***** Provided data *****

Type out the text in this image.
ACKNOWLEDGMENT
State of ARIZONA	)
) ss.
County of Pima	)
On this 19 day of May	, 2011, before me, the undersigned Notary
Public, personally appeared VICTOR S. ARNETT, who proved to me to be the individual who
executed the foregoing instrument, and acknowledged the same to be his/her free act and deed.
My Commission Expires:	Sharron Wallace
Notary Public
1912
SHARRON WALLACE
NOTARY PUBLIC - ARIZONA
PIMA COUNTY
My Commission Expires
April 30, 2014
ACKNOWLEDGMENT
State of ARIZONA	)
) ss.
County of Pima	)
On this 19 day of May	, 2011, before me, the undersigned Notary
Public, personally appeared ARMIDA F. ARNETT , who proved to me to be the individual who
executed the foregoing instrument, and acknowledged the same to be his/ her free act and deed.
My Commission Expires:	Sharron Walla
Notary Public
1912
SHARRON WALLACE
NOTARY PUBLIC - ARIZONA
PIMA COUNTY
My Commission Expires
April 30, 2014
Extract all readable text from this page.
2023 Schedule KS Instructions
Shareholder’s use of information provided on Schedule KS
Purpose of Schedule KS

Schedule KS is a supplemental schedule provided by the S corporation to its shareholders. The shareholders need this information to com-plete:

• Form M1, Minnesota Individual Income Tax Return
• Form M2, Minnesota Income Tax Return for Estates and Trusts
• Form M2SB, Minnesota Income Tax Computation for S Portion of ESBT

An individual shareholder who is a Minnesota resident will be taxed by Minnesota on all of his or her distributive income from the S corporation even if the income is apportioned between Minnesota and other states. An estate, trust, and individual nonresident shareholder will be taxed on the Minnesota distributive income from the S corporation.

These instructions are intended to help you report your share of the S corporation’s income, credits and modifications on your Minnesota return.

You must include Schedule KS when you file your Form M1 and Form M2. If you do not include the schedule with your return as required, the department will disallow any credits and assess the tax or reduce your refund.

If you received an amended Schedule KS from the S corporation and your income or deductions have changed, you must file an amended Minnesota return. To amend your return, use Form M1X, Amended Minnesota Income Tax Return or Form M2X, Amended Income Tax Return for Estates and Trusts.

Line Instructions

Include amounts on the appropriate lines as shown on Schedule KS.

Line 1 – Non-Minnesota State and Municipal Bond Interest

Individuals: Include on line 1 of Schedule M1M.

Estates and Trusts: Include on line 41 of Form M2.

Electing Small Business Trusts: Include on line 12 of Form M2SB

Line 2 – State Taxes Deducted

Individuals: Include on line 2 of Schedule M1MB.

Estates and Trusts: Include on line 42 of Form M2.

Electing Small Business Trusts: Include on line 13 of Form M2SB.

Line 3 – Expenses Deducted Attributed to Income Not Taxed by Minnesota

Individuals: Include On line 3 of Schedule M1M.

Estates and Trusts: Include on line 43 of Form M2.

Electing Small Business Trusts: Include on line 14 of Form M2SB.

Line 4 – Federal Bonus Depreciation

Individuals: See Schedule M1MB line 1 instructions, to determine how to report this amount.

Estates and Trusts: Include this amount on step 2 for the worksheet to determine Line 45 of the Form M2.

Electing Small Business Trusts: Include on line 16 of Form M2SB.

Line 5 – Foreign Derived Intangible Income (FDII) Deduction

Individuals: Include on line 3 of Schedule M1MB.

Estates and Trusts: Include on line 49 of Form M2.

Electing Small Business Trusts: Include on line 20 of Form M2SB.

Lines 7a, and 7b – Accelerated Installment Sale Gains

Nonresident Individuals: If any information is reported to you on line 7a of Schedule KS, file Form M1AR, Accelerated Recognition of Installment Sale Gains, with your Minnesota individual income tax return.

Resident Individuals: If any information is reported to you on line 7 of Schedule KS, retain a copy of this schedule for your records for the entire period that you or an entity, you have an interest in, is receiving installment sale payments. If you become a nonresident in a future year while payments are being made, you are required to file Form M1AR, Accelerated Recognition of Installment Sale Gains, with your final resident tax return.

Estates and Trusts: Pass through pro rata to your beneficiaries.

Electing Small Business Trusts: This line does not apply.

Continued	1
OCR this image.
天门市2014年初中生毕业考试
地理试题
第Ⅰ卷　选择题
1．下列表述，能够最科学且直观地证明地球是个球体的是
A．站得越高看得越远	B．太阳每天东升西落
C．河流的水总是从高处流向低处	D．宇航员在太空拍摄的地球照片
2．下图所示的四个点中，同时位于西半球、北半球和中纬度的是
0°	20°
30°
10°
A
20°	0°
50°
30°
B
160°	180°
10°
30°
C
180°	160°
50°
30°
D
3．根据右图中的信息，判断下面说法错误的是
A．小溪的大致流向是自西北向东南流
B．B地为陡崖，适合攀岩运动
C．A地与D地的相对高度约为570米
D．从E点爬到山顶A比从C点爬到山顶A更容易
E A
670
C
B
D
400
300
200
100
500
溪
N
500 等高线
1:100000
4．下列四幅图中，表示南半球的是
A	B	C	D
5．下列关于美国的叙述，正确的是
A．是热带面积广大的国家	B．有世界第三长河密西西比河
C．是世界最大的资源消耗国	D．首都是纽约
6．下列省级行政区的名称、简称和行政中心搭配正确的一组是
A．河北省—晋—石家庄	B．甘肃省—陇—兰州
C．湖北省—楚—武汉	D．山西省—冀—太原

*****

_Job_
Copy all data exactly, start to finish.

_Expected answer_
Type out the text in this image.
ACKNOWLEDGMENT
State of ARIZONA	)
) ss.
County of Pima	)
On this 19 day of May	, 2011, before me, the undersigned Notary
Public, personally appeared VICTOR S. ARNETT, who proved to me to be the individual who
executed the foregoing instrument, and acknowledged the same to be his/her free act and deed.
My Commission Expires:	Sharron Wallace
Notary Public
1912
SHARRON WALLACE
NOTARY PUBLIC - ARIZONA
PIMA COUNTY
My Commission Expires
April 30, 2014
ACKNOWLEDGMENT
State of ARIZONA	)
) ss.
County of Pima	)
On this 19 day of May	, 2011, before me, the undersigned Notary
Public, personally appeared ARMIDA F. ARNETT , who proved to me to be the individual who
executed the foregoing instrument, and acknowledged the same to be his/ her free act and deed.
My Commission Expires:	Sharron Walla
Notary Public
1912
SHARRON WALLACE
NOTARY PUBLIC - ARIZONA
PIMA COUNTY
My Commission Expires
April 30, 2014
Extract all readable text from this page.
2023 Schedule KS Instructions
Shareholder’s use of information provided on Schedule KS
Purpose of Schedule KS

Schedule KS is a supplemental schedule provided by the S corporation to its shareholders. The shareholders need this information to com-plete:

• Form M1, Minnesota Individual Income Tax Return
• Form M2, Minnesota Income Tax Return for Estates and Trusts
• Form M2SB, Minnesota Income Tax Computation for S Portion of ESBT

An individual shareholder who is a Minnesota resident will be taxed by Minnesota on all of his or her distributive income from the S corporation even if the income is apportioned between Minnesota and other states. An estate, trust, and individual nonresident shareholder will be taxed on the Minnesota distributive income from the S corporation.

These instructions are intended to help you report your share of the S corporation’s income, credits and modifications on your Minnesota return.

You must include Schedule KS when you file your Form M1 and Form M2. If you do not include the schedule with your return as required, the department will disallow any credits and assess the tax or reduce your refund.

If you received an amended Schedule KS from the S corporation and your income or deductions have changed, you must file an amended Minnesota return. To amend your return, use Form M1X, Amended Minnesota Income Tax Return or Form M2X, Amended Income Tax Return for Estates and Trusts.

Line Instructions

Include amounts on the appropriate lines as shown on Schedule KS.

Line 1 – Non-Minnesota State and Municipal Bond Interest

Individuals: Include on line 1 of Schedule M1M.

Estates and Trusts: Include on line 41 of Form M2.

Electing Small Business Trusts: Include on line 12 of Form M2SB

Line 2 – State Taxes Deducted

Individuals: Include on line 2 of Schedule M1MB.

Estates and Trusts: Include on line 42 of Form M2.

Electing Small Business Trusts: Include on line 13 of Form M2SB.

Line 3 – Expenses Deducted Attributed to Income Not Taxed by Minnesota

Individuals: Include On line 3 of Schedule M1M.

Estates and Trusts: Include on line 43 of Form M2.

Electing Small Business Trusts: Include on line 14 of Form M2SB.

Line 4 – Federal Bonus Depreciation

Individuals: See Schedule M1MB line 1 instructions, to determine how to report this amount.

Estates and Trusts: Include this amount on step 2 for the worksheet to determine Line 45 of the Form M2.

Electing Small Business Trusts: Include on line 16 of Form M2SB.

Line 5 – Foreign Derived Intangible Income (FDII) Deduction

Individuals: Include on line 3 of Schedule M1MB.

Estates and Trusts: Include on line 49 of Form M2.

Electing Small Business Trusts: Include on line 20 of Form M2SB.

Lines 7a, and 7b – Accelerated Installment Sale Gains

Nonresident Individuals: If any information is reported to you on line 7a of Schedule KS, file Form M1AR, Accelerated Recognition of Installment Sale Gains, with your Minnesota individual income tax return.

Resident Individuals: If any information is reported to you on line 7 of Schedule KS, retain a copy of this schedule for your records for the entire period that you or an entity, you have an interest in, is receiving installment sale payments. If you become a nonresident in a future year while payments are being made, you are required to file Form M1AR, Accelerated Recognition of Installment Sale Gains, with your final resident tax return.

Estates and Trusts: Pass through pro rata to your beneficiaries.

Electing Small Business Trusts: This line does not apply.

Continued	1
OCR this image.
天门市2014年初中生毕业考试
地理试题
第Ⅰ卷　选择题
1．下列表述，能够最科学且直观地证明地球是个球体的是
A．站得越高看得越远	B．太阳每天东升西落
C．河流的水总是从高处流向低处	D．宇航员在太空拍摄的地球照片
2．下图所示的四个点中，同时位于西半球、北半球和中纬度的是
0°	20°
30°
10°
A
20°	0°
50°
30°
B
160°	180°
10°
30°
C
180°	160°
50°
30°
D
3．根据右图中的信息，判断下面说法错误的是
A．小溪的大致流向是自西北向东南流
B．B地为陡崖，适合攀岩运动
C．A地与D地的相对高度约为570米
D．从E点爬到山顶A比从C点爬到山顶A更容易
E A
670
C
B
D
400
300
200
100
500
溪
N
500 等高线
1:100000
4．下列四幅图中，表示南半球的是
A	B	C	D
5．下列关于美国的叙述，正确的是
A．是热带面积广大的国家	B．有世界第三长河密西西比河
C．是世界最大的资源消耗国	D．首都是纽约
6．下列省级行政区的名称、简称和行政中心搭配正确的一组是
A．河北省—晋—石家庄	B．甘肃省—陇—兰州
C．湖北省—楚—武汉	D．山西省—冀—太原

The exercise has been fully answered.